*Directive*
Where a line holds "this", copy it.

Dataset records:
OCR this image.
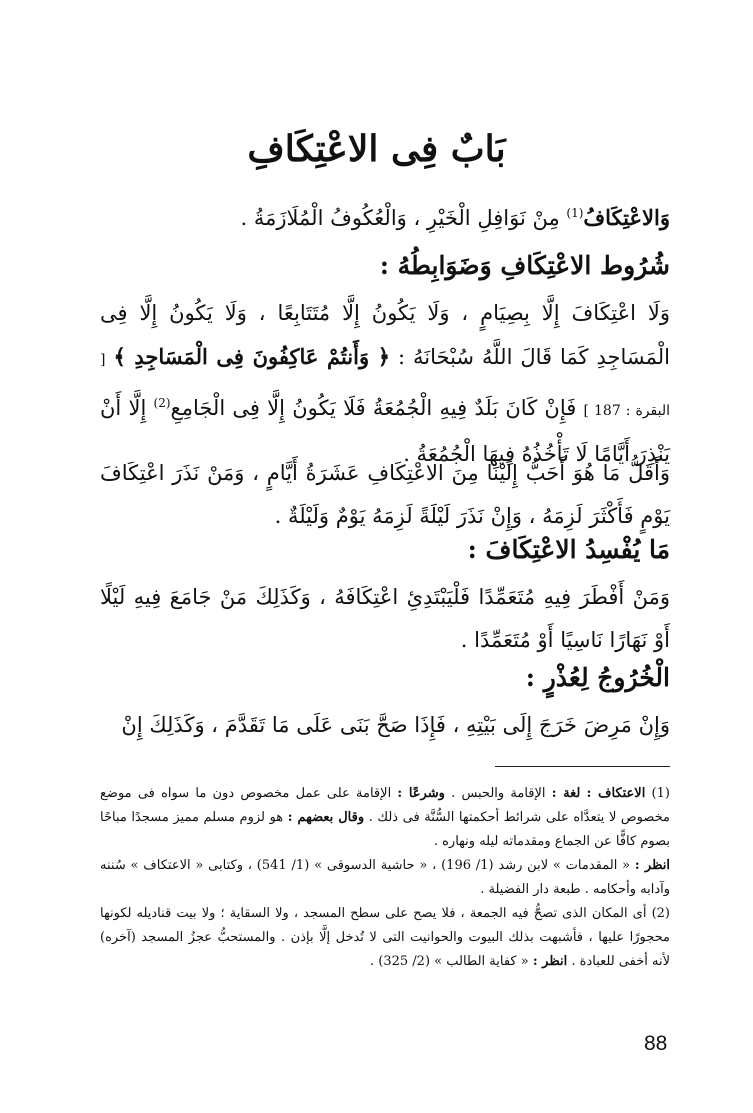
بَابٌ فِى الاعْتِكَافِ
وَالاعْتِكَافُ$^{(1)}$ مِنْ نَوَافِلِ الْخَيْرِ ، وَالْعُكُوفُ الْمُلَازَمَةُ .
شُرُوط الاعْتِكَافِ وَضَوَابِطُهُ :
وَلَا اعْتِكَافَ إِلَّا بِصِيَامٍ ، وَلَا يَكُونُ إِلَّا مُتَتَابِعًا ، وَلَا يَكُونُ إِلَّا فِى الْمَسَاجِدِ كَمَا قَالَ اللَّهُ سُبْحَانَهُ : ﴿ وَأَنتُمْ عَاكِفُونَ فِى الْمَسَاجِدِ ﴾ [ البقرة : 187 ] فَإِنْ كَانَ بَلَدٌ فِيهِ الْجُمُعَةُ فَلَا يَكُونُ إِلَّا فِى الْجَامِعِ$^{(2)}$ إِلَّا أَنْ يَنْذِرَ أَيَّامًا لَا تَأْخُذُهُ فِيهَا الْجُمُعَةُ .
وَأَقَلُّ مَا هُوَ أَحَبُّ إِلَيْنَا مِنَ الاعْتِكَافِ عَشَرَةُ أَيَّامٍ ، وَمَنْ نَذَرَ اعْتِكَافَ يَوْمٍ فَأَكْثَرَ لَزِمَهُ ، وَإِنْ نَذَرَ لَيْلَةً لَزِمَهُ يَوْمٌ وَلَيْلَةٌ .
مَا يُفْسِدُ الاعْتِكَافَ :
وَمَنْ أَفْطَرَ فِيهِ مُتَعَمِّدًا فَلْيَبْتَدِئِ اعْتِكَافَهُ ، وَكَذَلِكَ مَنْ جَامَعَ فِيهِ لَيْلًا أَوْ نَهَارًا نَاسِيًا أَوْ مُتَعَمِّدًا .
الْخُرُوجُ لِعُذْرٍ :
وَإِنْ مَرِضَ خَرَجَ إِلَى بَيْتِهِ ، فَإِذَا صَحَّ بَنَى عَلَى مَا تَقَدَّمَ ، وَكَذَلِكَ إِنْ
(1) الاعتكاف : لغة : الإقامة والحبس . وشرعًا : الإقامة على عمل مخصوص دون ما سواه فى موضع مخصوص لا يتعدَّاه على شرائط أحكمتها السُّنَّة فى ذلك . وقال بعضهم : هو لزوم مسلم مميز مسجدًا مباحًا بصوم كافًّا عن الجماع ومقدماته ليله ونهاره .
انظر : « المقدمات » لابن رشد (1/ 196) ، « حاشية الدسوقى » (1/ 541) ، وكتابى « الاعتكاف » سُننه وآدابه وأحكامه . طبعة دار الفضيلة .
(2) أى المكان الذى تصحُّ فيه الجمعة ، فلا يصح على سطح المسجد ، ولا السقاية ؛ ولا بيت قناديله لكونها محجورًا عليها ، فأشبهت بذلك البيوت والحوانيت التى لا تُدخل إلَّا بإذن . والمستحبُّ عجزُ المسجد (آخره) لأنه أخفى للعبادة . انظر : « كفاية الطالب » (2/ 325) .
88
--
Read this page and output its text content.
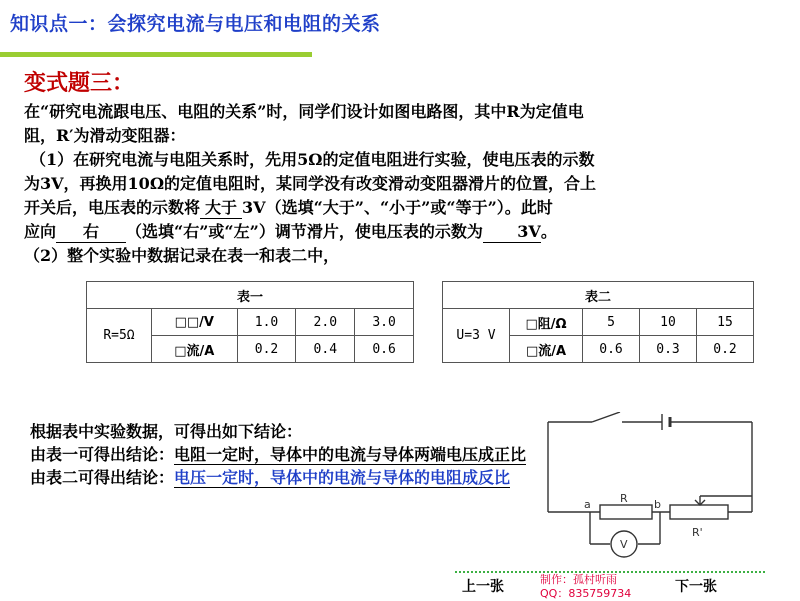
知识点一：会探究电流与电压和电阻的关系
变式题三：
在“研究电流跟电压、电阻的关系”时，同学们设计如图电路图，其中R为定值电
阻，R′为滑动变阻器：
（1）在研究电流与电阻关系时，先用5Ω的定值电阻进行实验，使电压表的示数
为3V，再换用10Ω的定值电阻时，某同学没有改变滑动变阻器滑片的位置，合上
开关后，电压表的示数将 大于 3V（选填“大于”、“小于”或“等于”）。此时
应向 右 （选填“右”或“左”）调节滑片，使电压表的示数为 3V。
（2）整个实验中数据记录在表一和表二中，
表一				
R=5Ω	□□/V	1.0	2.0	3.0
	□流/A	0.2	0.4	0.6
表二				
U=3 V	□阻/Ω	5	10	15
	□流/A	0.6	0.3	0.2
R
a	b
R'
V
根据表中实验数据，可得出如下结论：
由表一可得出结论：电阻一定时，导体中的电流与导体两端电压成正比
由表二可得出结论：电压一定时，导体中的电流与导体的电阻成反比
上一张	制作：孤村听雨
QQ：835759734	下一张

*Exercise result*
OCR this image.
Read this page and output its text content.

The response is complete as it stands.